- Given instruction -
"titres" appears in how many lines of the entries? State only the number.

- Material for this exercise -
╭──
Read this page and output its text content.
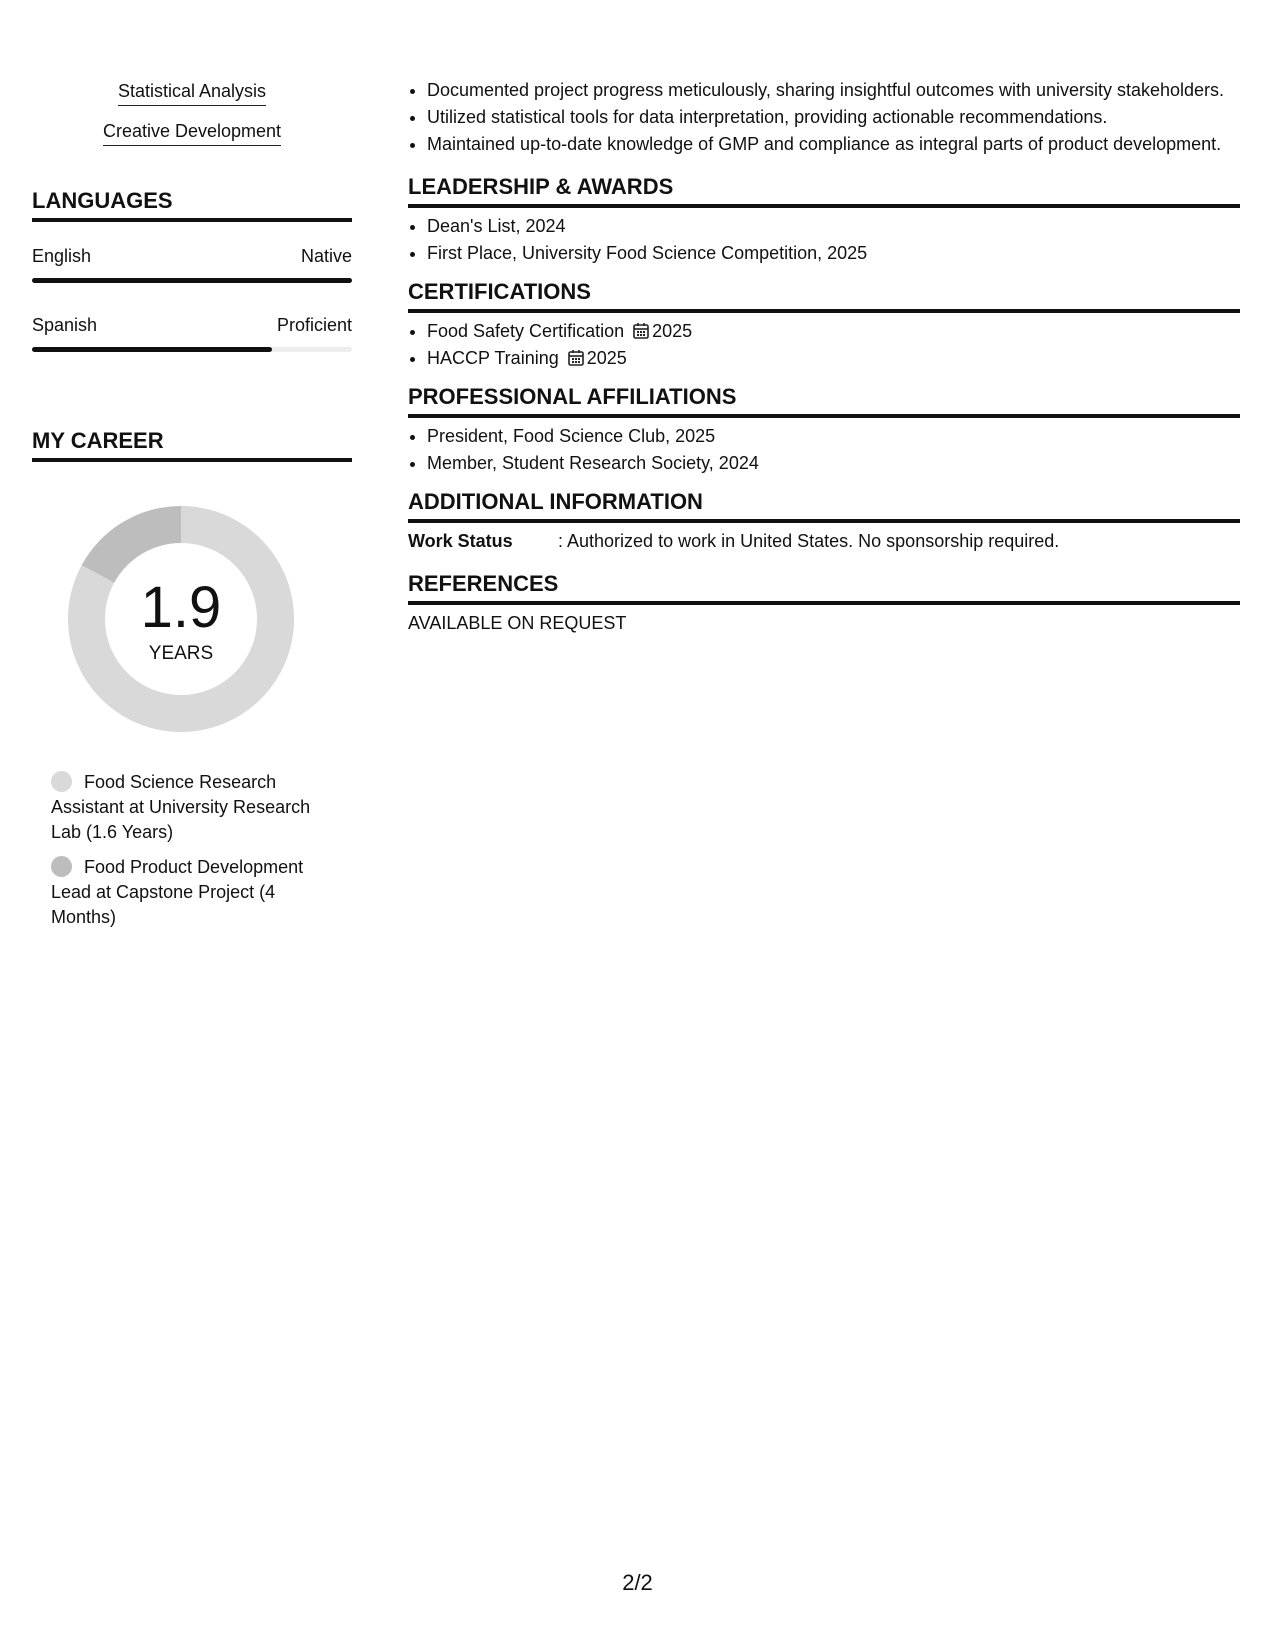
Statistical Analysis
Creative Development
LANGUAGES
English	Native
Spanish	Proficient
MY CAREER
1.9
YEARS
Food Science Research Assistant at University Research Lab (1.6 Years)
Food Product Development Lead at Capstone Project (4 Months)
• Documented project progress meticulously, sharing insightful outcomes with university stakeholders.
• Utilized statistical tools for data interpretation, providing actionable recommendations.
• Maintained up-to-date knowledge of GMP and compliance as integral parts of product development.
LEADERSHIP & AWARDS
• Dean's List, 2024
• First Place, University Food Science Competition, 2025
CERTIFICATIONS
• Food Safety Certification 2025
• HACCP Training 2025
PROFESSIONAL AFFILIATIONS
• President, Food Science Club, 2025
• Member, Student Research Society, 2024
ADDITIONAL INFORMATION
Work Status	: Authorized to work in United States. No sponsorship required.
REFERENCES
AVAILABLE ON REQUEST
2/2
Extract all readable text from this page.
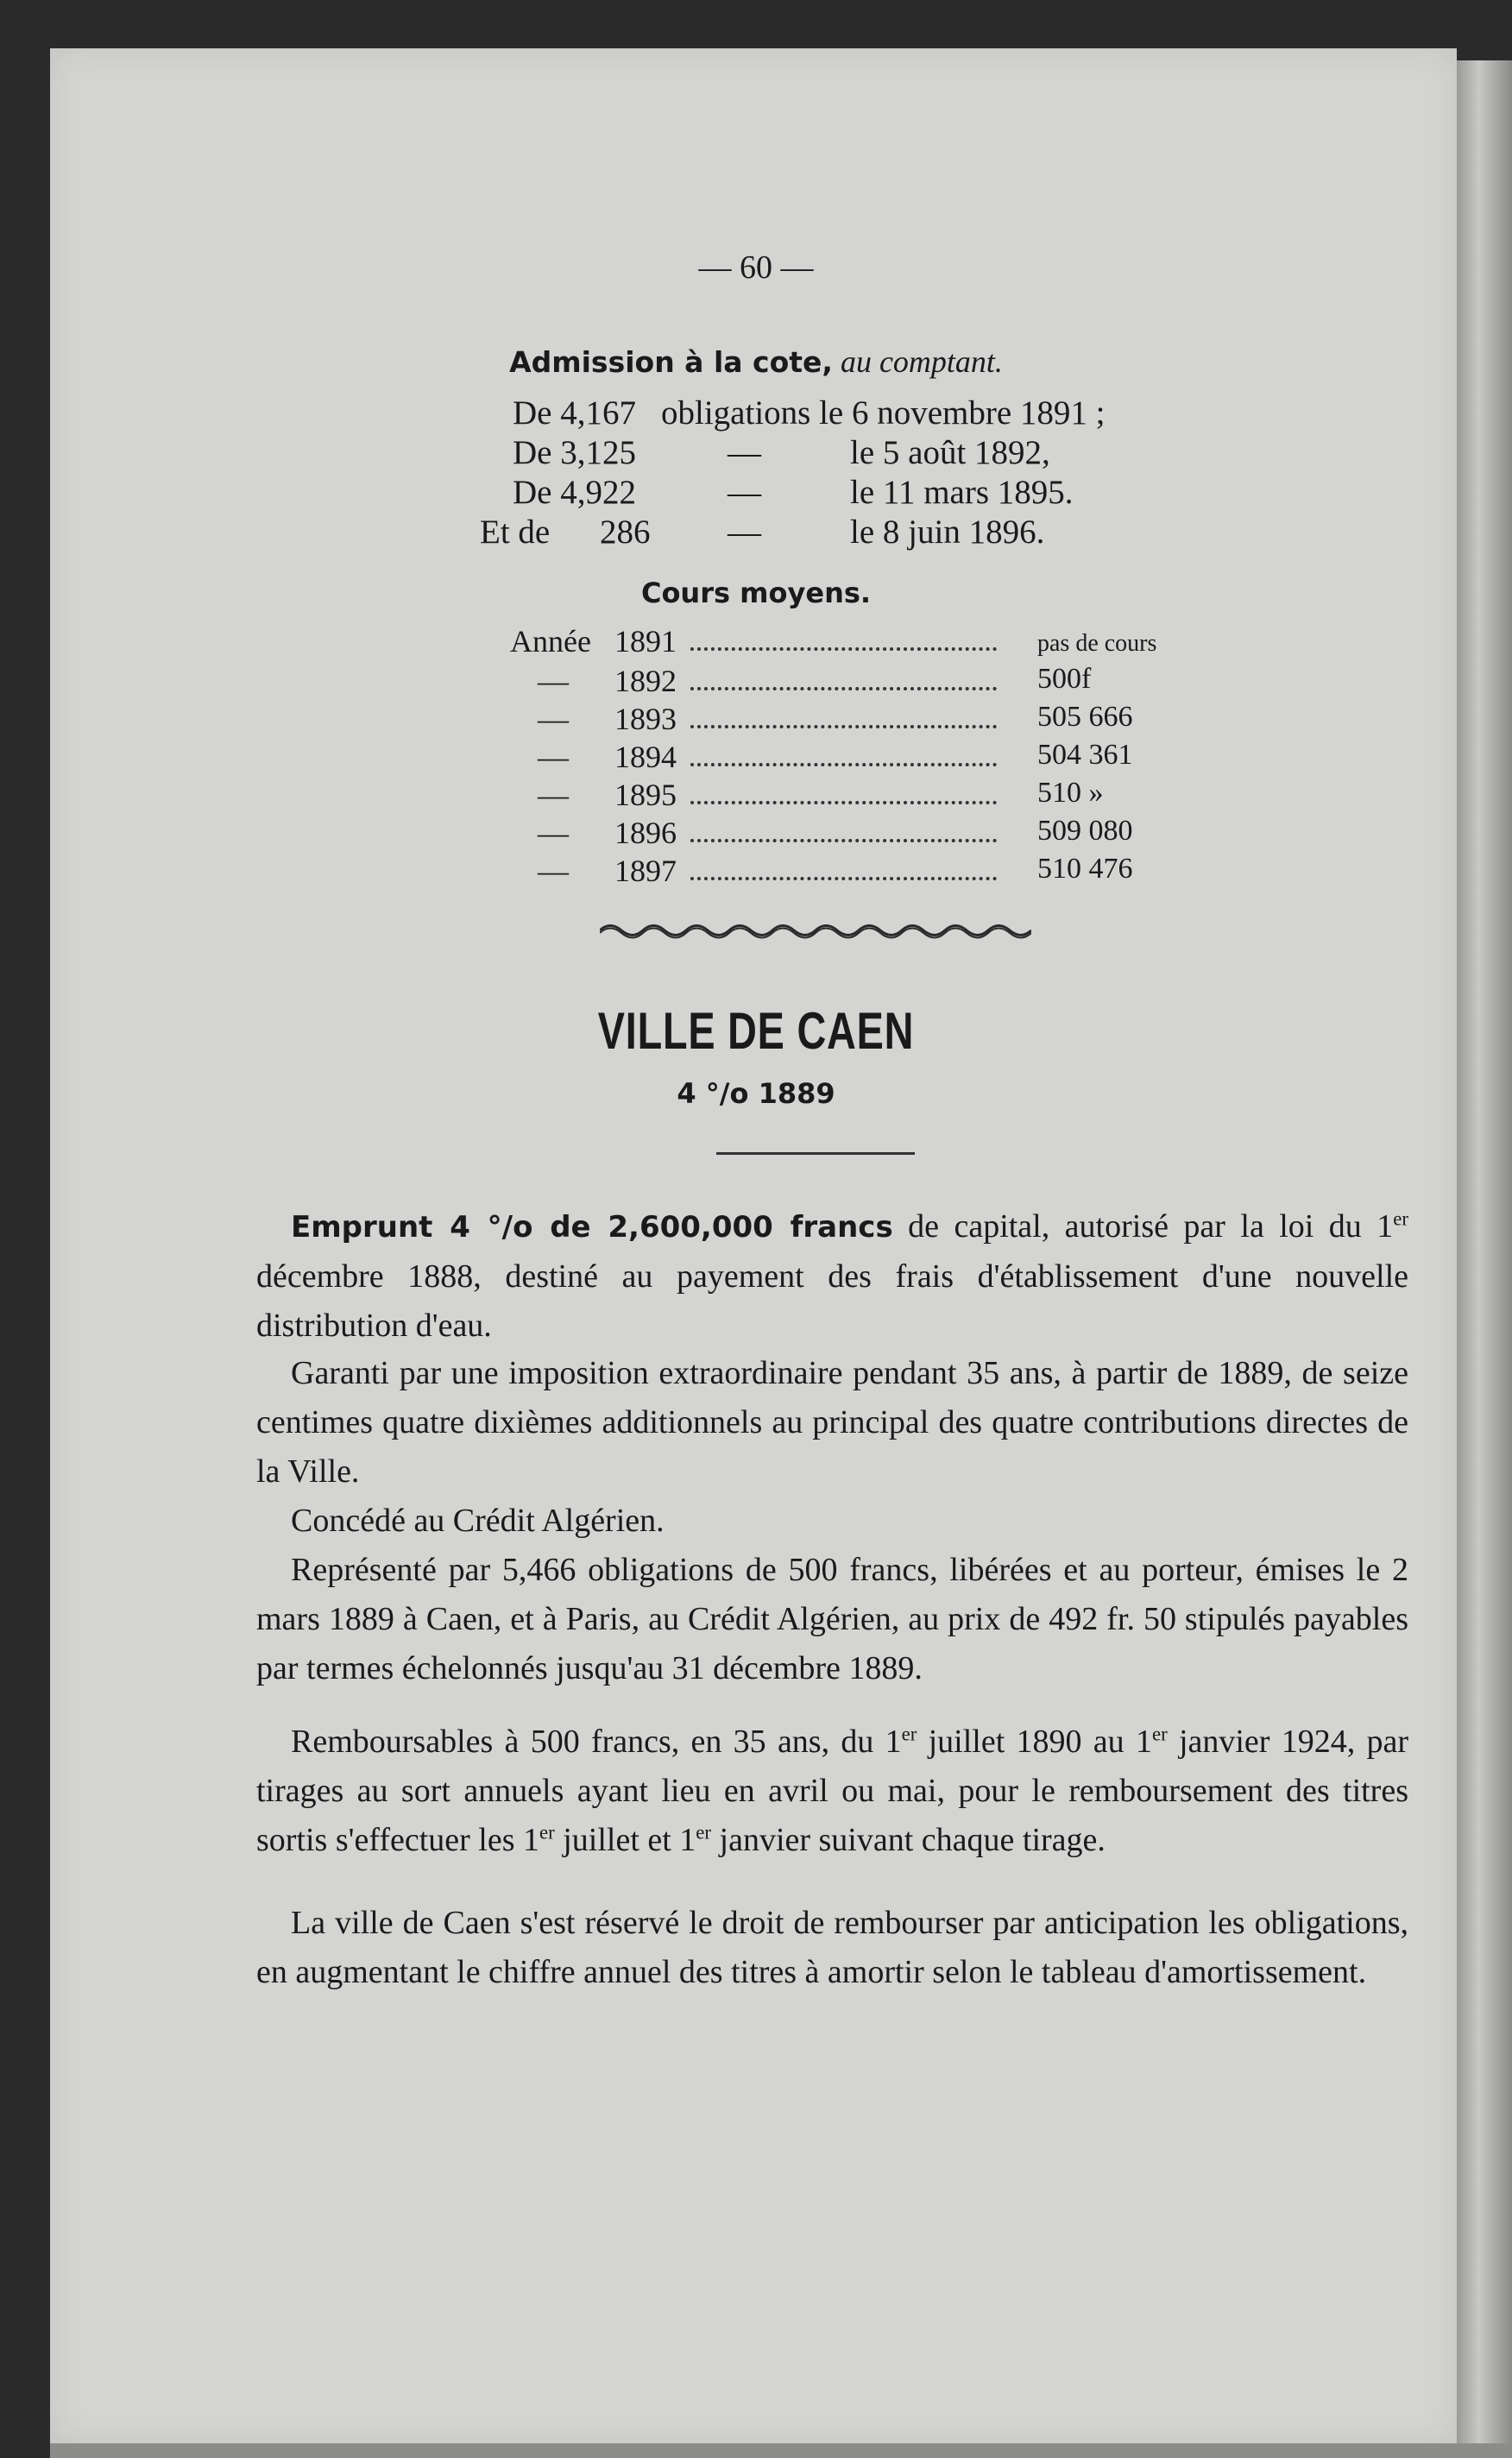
— 60 —
Admission à la cote, au comptant.
De 4,167 obligations le 6 novembre 1891 ;
De 3,125	—	le 5 août 1892,
De 4,922	—	le 11 mars 1895.
Et de 286 —	le 8 juin 1896.
Cours moyens.
Année 1891	pas de cours
— 1892	500f
— 1893	505 666
— 1894	504 361
— 1895	510 »
— 1896	509 080
— 1897	510 476
VILLE DE CAEN
4 °/o 1889
Emprunt 4 °/o de 2,600,000 francs de capital, autorisé par la loi du 1er décembre 1888, destiné au payement des frais d'établissement d'une nouvelle distribution d'eau.
Garanti par une imposition extraordinaire pendant 35 ans, à partir de 1889, de seize centimes quatre dixièmes additionnels au principal des quatre contributions directes de la Ville.
Concédé au Crédit Algérien.
Représenté par 5,466 obligations de 500 francs, libérées et au porteur, émises le 2 mars 1889 à Caen, et à Paris, au Crédit Algérien, au prix de 492 fr. 50 stipulés payables par termes échelonnés jusqu'au 31 décembre 1889.
Remboursables à 500 francs, en 35 ans, du 1er juillet 1890 au 1er janvier 1924, par tirages au sort annuels ayant lieu en avril ou mai, pour le remboursement des titres sortis s'effectuer les 1er juillet et 1er janvier suivant chaque tirage.
La ville de Caen s'est réservé le droit de rembourser par anticipation les obligations, en augmentant le chiffre annuel des titres à amortir selon le tableau d'amortissement.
╰──
- Worked answer -
2